**Task prompt:** Scan the records below. List lines holding "astmy".

[Start of Material provided]

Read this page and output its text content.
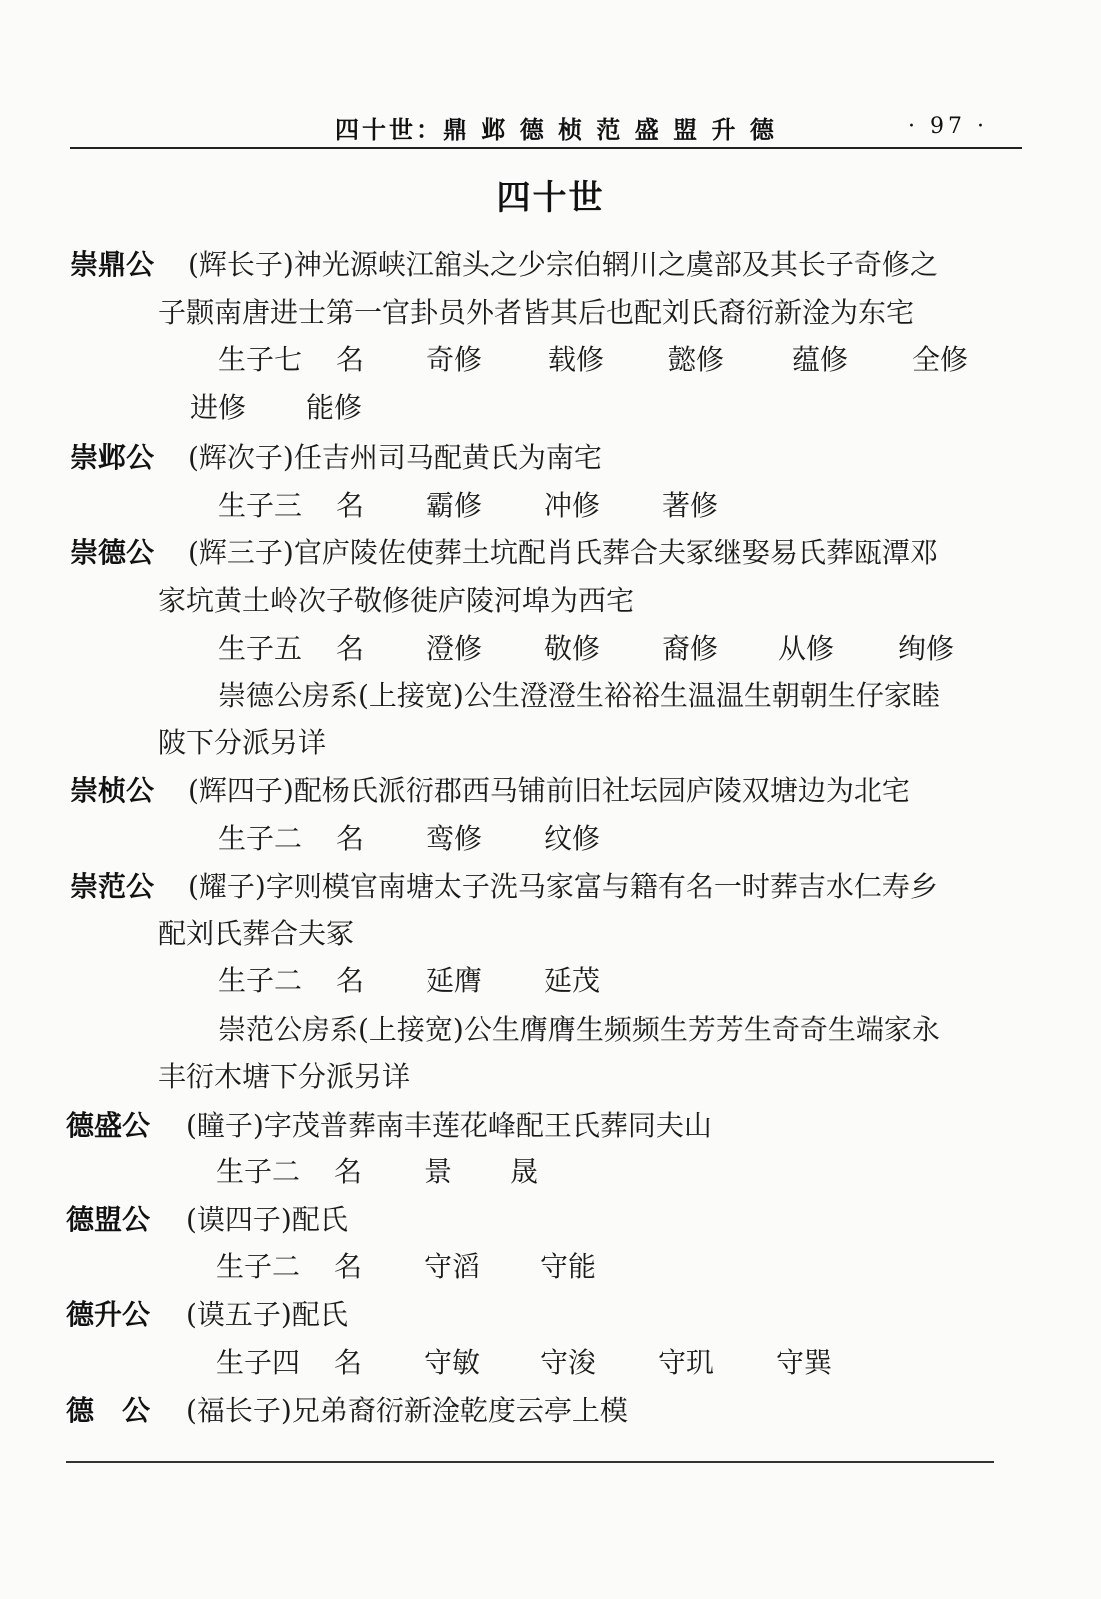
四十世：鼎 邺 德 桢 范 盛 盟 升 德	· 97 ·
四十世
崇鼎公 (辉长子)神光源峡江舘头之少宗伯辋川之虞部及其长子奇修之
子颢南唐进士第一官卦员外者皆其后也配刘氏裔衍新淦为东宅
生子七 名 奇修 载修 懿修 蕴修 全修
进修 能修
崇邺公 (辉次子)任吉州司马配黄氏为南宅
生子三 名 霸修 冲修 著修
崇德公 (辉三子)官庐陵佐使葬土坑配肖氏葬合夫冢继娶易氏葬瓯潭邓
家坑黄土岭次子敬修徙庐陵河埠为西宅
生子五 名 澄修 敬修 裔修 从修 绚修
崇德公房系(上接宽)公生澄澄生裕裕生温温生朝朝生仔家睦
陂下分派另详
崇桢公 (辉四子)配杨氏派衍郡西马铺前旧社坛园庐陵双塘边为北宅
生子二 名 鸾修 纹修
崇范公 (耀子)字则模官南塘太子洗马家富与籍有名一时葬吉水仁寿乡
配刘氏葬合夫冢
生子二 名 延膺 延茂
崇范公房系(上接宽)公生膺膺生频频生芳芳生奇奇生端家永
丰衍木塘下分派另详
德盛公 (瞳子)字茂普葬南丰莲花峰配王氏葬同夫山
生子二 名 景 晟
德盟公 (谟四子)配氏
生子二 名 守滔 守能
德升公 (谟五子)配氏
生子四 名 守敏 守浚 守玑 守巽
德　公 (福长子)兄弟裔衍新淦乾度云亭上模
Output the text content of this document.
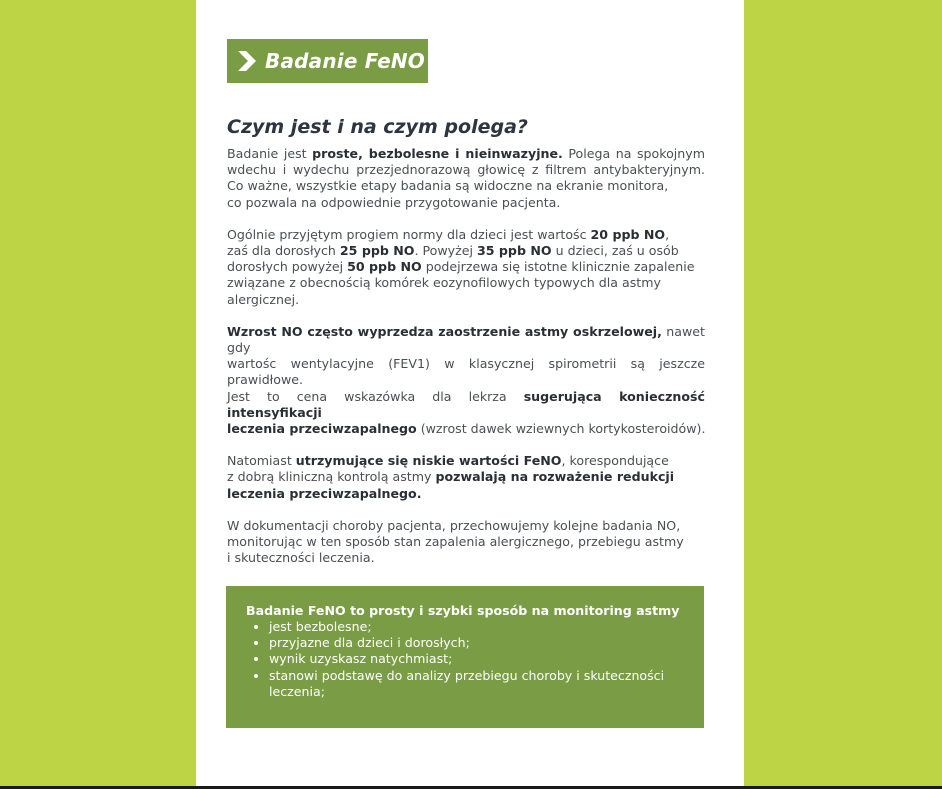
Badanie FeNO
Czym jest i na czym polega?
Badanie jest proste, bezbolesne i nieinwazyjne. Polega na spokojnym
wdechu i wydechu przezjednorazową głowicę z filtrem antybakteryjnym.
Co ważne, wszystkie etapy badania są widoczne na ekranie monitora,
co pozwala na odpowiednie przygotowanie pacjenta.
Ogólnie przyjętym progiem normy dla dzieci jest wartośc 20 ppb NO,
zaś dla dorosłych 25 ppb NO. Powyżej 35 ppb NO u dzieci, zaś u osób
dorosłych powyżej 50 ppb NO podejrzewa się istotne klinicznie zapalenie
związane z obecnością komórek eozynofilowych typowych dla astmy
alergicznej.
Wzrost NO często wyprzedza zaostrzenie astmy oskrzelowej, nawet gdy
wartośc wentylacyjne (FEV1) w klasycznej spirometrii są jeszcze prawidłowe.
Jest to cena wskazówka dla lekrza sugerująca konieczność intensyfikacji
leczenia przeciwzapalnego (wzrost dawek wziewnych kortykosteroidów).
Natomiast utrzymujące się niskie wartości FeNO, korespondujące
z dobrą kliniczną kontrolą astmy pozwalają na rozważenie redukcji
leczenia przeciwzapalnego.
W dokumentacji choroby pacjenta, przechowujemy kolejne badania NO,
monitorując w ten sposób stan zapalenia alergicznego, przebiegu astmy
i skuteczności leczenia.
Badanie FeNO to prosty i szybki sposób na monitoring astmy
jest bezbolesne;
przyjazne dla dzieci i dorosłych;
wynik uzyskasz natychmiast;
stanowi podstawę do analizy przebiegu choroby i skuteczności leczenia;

[End of Material provided]

**Task result:**
związane z obecnością komórek eozynofilowych typowych dla astmy
Wzrost NO często wyprzedza zaostrzenie astmy oskrzelowej, nawet gdy
z dobrą kliniczną kontrolą astmy pozwalają na rozważenie redukcji
monitorując w ten sposób stan zapalenia alergicznego, przebiegu astmy
Badanie FeNO to prosty i szybki sposób na monitoring astmy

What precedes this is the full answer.